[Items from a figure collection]
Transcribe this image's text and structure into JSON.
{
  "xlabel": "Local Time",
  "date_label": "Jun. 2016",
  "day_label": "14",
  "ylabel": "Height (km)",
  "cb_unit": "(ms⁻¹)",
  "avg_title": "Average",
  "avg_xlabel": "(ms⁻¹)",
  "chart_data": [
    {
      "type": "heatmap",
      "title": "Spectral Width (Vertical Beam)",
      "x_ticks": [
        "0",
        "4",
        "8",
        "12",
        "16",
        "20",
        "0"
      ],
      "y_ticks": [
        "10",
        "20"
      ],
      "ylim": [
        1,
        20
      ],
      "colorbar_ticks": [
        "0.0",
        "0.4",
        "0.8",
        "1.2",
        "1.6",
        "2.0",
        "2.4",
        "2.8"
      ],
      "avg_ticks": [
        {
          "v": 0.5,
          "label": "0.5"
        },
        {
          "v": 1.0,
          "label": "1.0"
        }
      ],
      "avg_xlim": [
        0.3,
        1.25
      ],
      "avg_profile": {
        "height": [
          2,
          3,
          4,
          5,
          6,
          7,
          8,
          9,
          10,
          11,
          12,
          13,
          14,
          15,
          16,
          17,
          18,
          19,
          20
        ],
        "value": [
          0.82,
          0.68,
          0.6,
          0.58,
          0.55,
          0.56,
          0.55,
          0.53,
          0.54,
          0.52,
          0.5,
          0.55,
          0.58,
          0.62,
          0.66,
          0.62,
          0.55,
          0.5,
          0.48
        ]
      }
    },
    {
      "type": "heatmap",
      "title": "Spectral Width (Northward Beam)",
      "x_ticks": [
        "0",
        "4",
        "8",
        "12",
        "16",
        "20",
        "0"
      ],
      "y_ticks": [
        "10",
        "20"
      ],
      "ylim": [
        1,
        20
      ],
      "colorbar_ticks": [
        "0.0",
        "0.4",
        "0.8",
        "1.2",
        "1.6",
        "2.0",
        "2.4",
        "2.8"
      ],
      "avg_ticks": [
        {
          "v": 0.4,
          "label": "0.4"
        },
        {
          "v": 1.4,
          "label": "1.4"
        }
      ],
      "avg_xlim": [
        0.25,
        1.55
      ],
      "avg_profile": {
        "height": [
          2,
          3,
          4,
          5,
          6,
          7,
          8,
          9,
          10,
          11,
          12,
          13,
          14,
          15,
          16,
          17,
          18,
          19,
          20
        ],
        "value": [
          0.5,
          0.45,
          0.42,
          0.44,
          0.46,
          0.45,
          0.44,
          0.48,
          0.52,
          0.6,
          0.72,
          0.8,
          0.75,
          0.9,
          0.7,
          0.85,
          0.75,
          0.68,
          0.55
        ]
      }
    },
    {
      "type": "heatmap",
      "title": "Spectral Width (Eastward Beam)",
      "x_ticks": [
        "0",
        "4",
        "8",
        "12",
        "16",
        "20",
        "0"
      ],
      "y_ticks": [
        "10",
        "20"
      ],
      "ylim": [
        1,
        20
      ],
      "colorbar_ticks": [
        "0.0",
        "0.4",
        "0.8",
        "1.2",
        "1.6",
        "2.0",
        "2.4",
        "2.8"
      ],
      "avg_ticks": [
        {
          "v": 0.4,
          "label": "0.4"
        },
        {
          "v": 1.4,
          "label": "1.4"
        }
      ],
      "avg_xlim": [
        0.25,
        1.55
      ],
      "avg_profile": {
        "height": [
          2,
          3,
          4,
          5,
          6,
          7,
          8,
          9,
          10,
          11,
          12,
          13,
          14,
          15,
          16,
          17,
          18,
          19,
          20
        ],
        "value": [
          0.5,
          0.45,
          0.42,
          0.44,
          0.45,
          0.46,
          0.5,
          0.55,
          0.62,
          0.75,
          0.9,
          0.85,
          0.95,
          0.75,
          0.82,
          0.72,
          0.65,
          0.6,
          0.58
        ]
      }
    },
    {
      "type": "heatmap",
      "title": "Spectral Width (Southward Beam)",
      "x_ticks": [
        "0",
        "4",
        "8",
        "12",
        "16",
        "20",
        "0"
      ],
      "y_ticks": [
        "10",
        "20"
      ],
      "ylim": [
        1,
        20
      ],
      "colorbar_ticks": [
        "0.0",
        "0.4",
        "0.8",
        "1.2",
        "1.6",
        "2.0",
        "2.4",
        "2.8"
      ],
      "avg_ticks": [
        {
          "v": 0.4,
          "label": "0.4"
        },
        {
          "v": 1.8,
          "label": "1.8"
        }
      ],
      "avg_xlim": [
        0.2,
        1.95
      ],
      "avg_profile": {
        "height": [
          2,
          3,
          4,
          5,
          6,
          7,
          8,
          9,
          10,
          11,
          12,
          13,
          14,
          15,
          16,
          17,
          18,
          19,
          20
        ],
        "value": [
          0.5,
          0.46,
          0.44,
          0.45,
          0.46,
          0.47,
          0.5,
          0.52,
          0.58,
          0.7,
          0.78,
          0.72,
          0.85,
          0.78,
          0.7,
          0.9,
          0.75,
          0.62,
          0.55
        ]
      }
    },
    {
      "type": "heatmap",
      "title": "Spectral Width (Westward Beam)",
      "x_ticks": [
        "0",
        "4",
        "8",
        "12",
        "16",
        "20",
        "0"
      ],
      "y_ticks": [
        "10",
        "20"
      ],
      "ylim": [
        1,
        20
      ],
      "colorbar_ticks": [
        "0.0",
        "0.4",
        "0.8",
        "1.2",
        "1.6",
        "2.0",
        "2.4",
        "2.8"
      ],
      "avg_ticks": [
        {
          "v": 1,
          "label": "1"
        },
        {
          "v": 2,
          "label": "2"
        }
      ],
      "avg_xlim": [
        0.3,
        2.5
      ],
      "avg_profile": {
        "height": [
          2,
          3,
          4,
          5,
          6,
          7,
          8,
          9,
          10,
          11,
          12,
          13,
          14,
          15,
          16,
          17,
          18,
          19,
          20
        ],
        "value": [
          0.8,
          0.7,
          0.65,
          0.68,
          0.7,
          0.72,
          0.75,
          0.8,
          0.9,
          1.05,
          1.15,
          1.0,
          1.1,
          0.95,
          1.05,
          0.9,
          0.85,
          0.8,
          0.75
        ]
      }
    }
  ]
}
---
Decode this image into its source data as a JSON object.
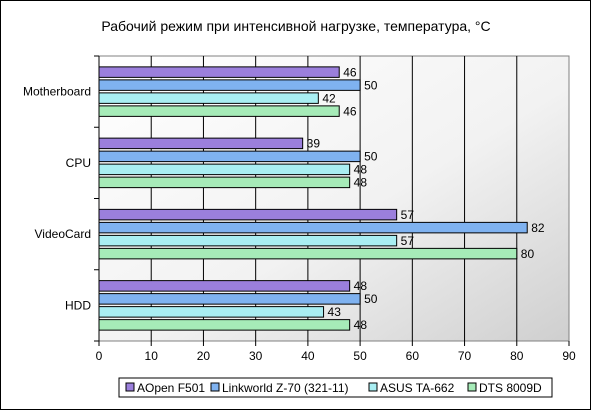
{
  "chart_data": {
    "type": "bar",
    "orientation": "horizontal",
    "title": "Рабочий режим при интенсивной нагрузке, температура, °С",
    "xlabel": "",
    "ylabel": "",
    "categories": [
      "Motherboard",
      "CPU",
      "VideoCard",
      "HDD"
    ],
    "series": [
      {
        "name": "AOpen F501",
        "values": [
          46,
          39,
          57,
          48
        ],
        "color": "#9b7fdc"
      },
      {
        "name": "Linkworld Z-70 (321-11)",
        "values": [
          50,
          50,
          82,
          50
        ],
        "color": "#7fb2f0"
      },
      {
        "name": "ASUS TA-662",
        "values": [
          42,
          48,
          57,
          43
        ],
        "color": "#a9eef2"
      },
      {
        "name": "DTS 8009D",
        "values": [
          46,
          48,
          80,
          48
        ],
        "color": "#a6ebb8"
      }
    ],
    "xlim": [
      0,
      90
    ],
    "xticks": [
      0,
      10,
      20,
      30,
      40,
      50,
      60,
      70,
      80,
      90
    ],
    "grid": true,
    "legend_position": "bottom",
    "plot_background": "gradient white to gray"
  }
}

▶ _Required task_: Check each line of the records for the word "image" and extract those that contain it.

▶ _Response_:
Transcribe this image's text and structure into JSON.
Decode this image into its source data as a JSON object.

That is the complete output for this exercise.